* Begin Dataset rows *

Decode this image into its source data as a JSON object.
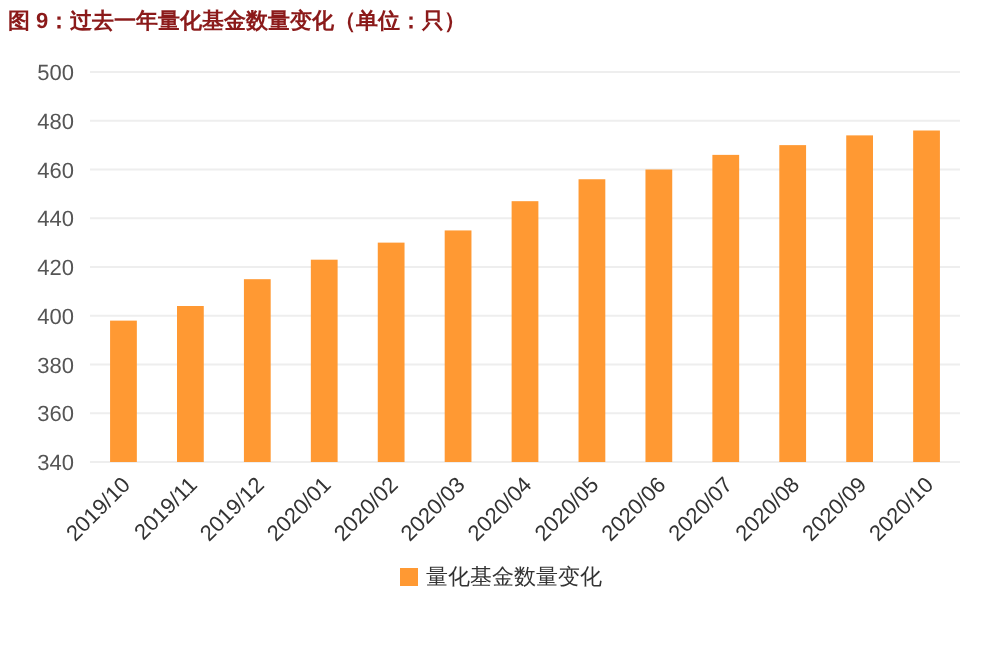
{
  "chart_data": {
    "type": "bar",
    "title": "图 9：过去一年量化基金数量变化（单位：只）",
    "categories": [
      "2019/10",
      "2019/11",
      "2019/12",
      "2020/01",
      "2020/02",
      "2020/03",
      "2020/04",
      "2020/05",
      "2020/06",
      "2020/07",
      "2020/08",
      "2020/09",
      "2020/10"
    ],
    "series": [
      {
        "name": "量化基金数量变化",
        "color": "#ff9933",
        "values": [
          398,
          404,
          415,
          423,
          430,
          435,
          447,
          456,
          460,
          466,
          470,
          474,
          476
        ]
      }
    ],
    "ylim": [
      340,
      500
    ],
    "yticks": [
      340,
      360,
      380,
      400,
      420,
      440,
      460,
      480,
      500
    ],
    "grid": "y",
    "legend": "bottom"
  }
}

* End Dataset rows *

**What is needed:** Your task is to repeat the material above exactly, without its pictures.

**Response for this exercise:**
Decode this image into its source data as a JSON object.
{
  "chart_data": {
    "type": "bar",
    "title": "图 9：过去一年量化基金数量变化（单位：只）",
    "categories": [
      "2019/10",
      "2019/11",
      "2019/12",
      "2020/01",
      "2020/02",
      "2020/03",
      "2020/04",
      "2020/05",
      "2020/06",
      "2020/07",
      "2020/08",
      "2020/09",
      "2020/10"
    ],
    "series": [
      {
        "name": "量化基金数量变化",
        "color": "#ff9933",
        "values": [
          398,
          404,
          415,
          423,
          430,
          435,
          447,
          456,
          460,
          466,
          470,
          474,
          476
        ]
      }
    ],
    "ylim": [
      340,
      500
    ],
    "yticks": [
      340,
      360,
      380,
      400,
      420,
      440,
      460,
      480,
      500
    ],
    "grid": "y",
    "legend": "bottom"
  }
}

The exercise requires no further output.